§ WRITTEN EXERCISE:
Set down the data below without change, skipping the pictures it holds.

====

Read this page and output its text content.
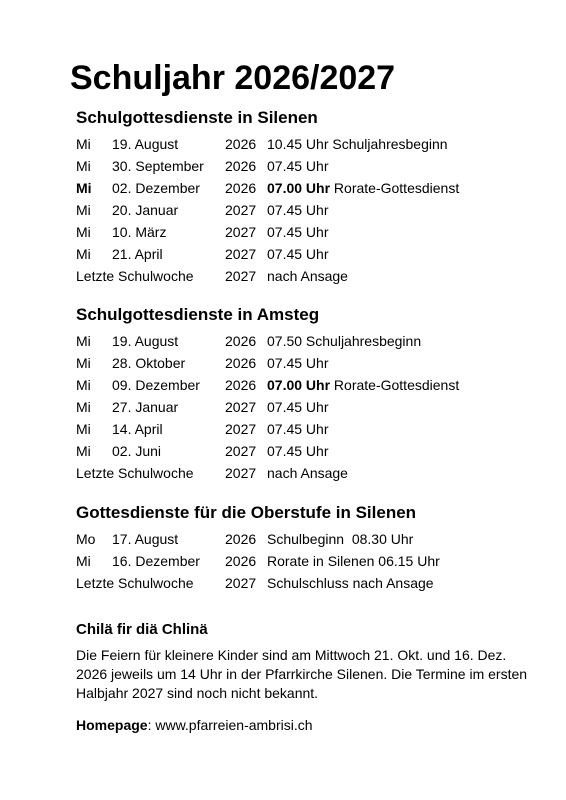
Schuljahr 2026/2027
Schulgottesdienste in Silenen
Mi 19. August	2026 10.45 Uhr Schuljahresbeginn
Mi 30. September 2026 07.45 Uhr
Mi 02. Dezember 2026 07.00 Uhr Rorate-Gottesdienst
Mi 20. Januar	2027 07.45 Uhr
Mi 10. März	2027 07.45 Uhr
Mi 21. April	2027 07.45 Uhr
Letzte Schulwoche 2027 nach Ansage
Schulgottesdienste in Amsteg
Mi 19. August	2026 07.50 Schuljahresbeginn
Mi 28. Oktober	2026 07.45 Uhr
Mi 09. Dezember 2026 07.00 Uhr Rorate-Gottesdienst
Mi 27. Januar	2027 07.45 Uhr
Mi 14. April	2027 07.45 Uhr
Mi 02. Juni	2027 07.45 Uhr
Letzte Schulwoche 2027 nach Ansage
Gottesdienste für die Oberstufe in Silenen
Mo 17. August	2026 Schulbeginn  08.30 Uhr
Mi 16. Dezember 2026 Rorate in Silenen 06.15 Uhr
Letzte Schulwoche 2027 Schulschluss nach Ansage
Chilä fir diä Chlinä

Die Feiern für kleinere Kinder sind am Mittwoch 21. Okt. und 16. Dez. 2026 jeweils um 14 Uhr in der Pfarrkirche Silenen. Die Termine im ersten Halbjahr 2027 sind noch nicht bekannt.

Homepage: www.pfarreien-ambrisi.ch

====

§ SOLVED PROBLEM:
Read this page and output its text content.
Schuljahr 2026/2027
Schulgottesdienste in Silenen
Mi 19. August	2026 10.45 Uhr Schuljahresbeginn
Mi 30. September 2026 07.45 Uhr
Mi 02. Dezember 2026 07.00 Uhr Rorate-Gottesdienst
Mi 20. Januar	2027 07.45 Uhr
Mi 10. März	2027 07.45 Uhr
Mi 21. April	2027 07.45 Uhr
Letzte Schulwoche 2027 nach Ansage
Schulgottesdienste in Amsteg
Mi 19. August	2026 07.50 Schuljahresbeginn
Mi 28. Oktober	2026 07.45 Uhr
Mi 09. Dezember 2026 07.00 Uhr Rorate-Gottesdienst
Mi 27. Januar	2027 07.45 Uhr
Mi 14. April	2027 07.45 Uhr
Mi 02. Juni	2027 07.45 Uhr
Letzte Schulwoche 2027 nach Ansage
Gottesdienste für die Oberstufe in Silenen
Mo 17. August	2026 Schulbeginn  08.30 Uhr
Mi 16. Dezember 2026 Rorate in Silenen 06.15 Uhr
Letzte Schulwoche 2027 Schulschluss nach Ansage
Chilä fir diä Chlinä

Die Feiern für kleinere Kinder sind am Mittwoch 21. Okt. und 16. Dez. 2026 jeweils um 14 Uhr in der Pfarrkirche Silenen. Die Termine im ersten Halbjahr 2027 sind noch nicht bekannt.

Homepage: www.pfarreien-ambrisi.ch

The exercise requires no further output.